• **EXERCISE INSTRUCTIONS**
State the number of lines that contain "subtitle", with no other text.

• **MATERIAL SUPPLIED**
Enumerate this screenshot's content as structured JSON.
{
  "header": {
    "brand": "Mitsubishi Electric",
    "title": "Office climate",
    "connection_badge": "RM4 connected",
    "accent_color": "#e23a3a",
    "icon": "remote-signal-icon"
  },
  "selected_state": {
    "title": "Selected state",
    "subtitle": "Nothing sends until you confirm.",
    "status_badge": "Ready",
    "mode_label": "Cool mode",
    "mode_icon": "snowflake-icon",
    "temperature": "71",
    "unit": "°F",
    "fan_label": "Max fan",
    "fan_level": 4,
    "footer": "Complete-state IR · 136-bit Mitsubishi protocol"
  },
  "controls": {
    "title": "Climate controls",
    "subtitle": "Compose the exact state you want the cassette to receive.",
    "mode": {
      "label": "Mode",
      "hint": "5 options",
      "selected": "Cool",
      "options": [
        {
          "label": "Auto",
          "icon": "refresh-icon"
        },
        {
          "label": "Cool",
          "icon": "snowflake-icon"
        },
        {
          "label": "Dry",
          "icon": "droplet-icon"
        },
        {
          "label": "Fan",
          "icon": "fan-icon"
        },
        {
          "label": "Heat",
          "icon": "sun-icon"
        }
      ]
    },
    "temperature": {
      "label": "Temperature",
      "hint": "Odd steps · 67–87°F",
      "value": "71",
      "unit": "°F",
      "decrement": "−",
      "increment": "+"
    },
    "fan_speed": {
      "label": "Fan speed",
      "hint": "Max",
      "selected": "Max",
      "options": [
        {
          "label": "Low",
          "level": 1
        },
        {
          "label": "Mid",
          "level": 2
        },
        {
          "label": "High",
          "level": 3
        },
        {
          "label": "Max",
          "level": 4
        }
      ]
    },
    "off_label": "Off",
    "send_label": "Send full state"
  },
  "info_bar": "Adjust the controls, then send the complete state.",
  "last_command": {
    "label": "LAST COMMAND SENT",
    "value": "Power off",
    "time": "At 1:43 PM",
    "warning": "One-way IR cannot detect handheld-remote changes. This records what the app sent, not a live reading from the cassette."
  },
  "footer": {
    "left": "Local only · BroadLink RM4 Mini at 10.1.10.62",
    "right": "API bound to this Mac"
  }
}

• **SOLUTION FOR THIS EXERCISE**
2